### Goal:
Your task is to give the listing below back word for word, pictures excluded.

### Data shown:
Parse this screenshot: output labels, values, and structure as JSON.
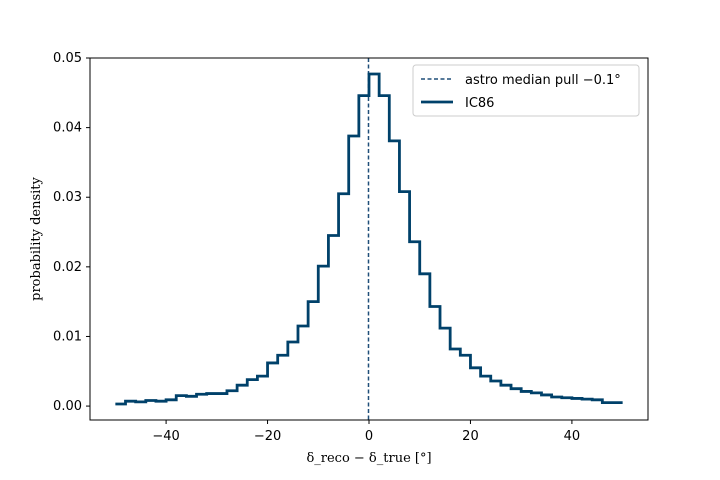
{
  "chart_data": {
    "type": "line",
    "title": "",
    "xlabel": "δ_reco − δ_true  [°]",
    "ylabel": "probability density",
    "xlim": [
      -55,
      55
    ],
    "ylim": [
      -0.002,
      0.05
    ],
    "xticks": [
      -40,
      -20,
      0,
      20,
      40
    ],
    "xtick_labels": [
      "−40",
      "−20",
      "0",
      "20",
      "40"
    ],
    "yticks": [
      0.0,
      0.01,
      0.02,
      0.03,
      0.04,
      0.05
    ],
    "ytick_labels": [
      "0.00",
      "0.01",
      "0.02",
      "0.03",
      "0.04",
      "0.05"
    ],
    "grid": false,
    "legend_position": "top-right",
    "median_line": {
      "label": "astro median pull −0.1°",
      "x": -0.1,
      "color": "#1f4e79",
      "style": "dashed"
    },
    "series": [
      {
        "name": "IC86",
        "color": "#00416a",
        "step": "histogram",
        "bin_edges": [
          -50,
          -48,
          -46,
          -44,
          -42,
          -40,
          -38,
          -36,
          -34,
          -32,
          -30,
          -28,
          -26,
          -24,
          -22,
          -20,
          -18,
          -16,
          -14,
          -12,
          -10,
          -8,
          -6,
          -4,
          -2,
          0,
          2,
          4,
          6,
          8,
          10,
          12,
          14,
          16,
          18,
          20,
          22,
          24,
          26,
          28,
          30,
          32,
          34,
          36,
          38,
          40,
          42,
          44,
          46,
          48,
          50
        ],
        "values": [
          0.0003,
          0.0007,
          0.0006,
          0.0008,
          0.0007,
          0.0009,
          0.0015,
          0.0014,
          0.0017,
          0.0018,
          0.0018,
          0.0022,
          0.003,
          0.0038,
          0.0043,
          0.0062,
          0.0073,
          0.0092,
          0.0115,
          0.015,
          0.0201,
          0.0245,
          0.0305,
          0.0388,
          0.0446,
          0.0477,
          0.0446,
          0.0381,
          0.0308,
          0.0236,
          0.019,
          0.0143,
          0.0112,
          0.0082,
          0.0073,
          0.0055,
          0.0043,
          0.0036,
          0.003,
          0.0025,
          0.0021,
          0.0019,
          0.0016,
          0.0013,
          0.0012,
          0.0011,
          0.001,
          0.0009,
          0.0005,
          0.0005
        ]
      }
    ]
  }
}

### Correct result:
Parse this screenshot: output labels, values, and structure as JSON.
{
  "chart_data": {
    "type": "line",
    "title": "",
    "xlabel": "δ_reco − δ_true  [°]",
    "ylabel": "probability density",
    "xlim": [
      -55,
      55
    ],
    "ylim": [
      -0.002,
      0.05
    ],
    "xticks": [
      -40,
      -20,
      0,
      20,
      40
    ],
    "xtick_labels": [
      "−40",
      "−20",
      "0",
      "20",
      "40"
    ],
    "yticks": [
      0.0,
      0.01,
      0.02,
      0.03,
      0.04,
      0.05
    ],
    "ytick_labels": [
      "0.00",
      "0.01",
      "0.02",
      "0.03",
      "0.04",
      "0.05"
    ],
    "grid": false,
    "legend_position": "top-right",
    "median_line": {
      "label": "astro median pull −0.1°",
      "x": -0.1,
      "color": "#1f4e79",
      "style": "dashed"
    },
    "series": [
      {
        "name": "IC86",
        "color": "#00416a",
        "step": "histogram",
        "bin_edges": [
          -50,
          -48,
          -46,
          -44,
          -42,
          -40,
          -38,
          -36,
          -34,
          -32,
          -30,
          -28,
          -26,
          -24,
          -22,
          -20,
          -18,
          -16,
          -14,
          -12,
          -10,
          -8,
          -6,
          -4,
          -2,
          0,
          2,
          4,
          6,
          8,
          10,
          12,
          14,
          16,
          18,
          20,
          22,
          24,
          26,
          28,
          30,
          32,
          34,
          36,
          38,
          40,
          42,
          44,
          46,
          48,
          50
        ],
        "values": [
          0.0003,
          0.0007,
          0.0006,
          0.0008,
          0.0007,
          0.0009,
          0.0015,
          0.0014,
          0.0017,
          0.0018,
          0.0018,
          0.0022,
          0.003,
          0.0038,
          0.0043,
          0.0062,
          0.0073,
          0.0092,
          0.0115,
          0.015,
          0.0201,
          0.0245,
          0.0305,
          0.0388,
          0.0446,
          0.0477,
          0.0446,
          0.0381,
          0.0308,
          0.0236,
          0.019,
          0.0143,
          0.0112,
          0.0082,
          0.0073,
          0.0055,
          0.0043,
          0.0036,
          0.003,
          0.0025,
          0.0021,
          0.0019,
          0.0016,
          0.0013,
          0.0012,
          0.0011,
          0.001,
          0.0009,
          0.0005,
          0.0005
        ]
      }
    ]
  }
}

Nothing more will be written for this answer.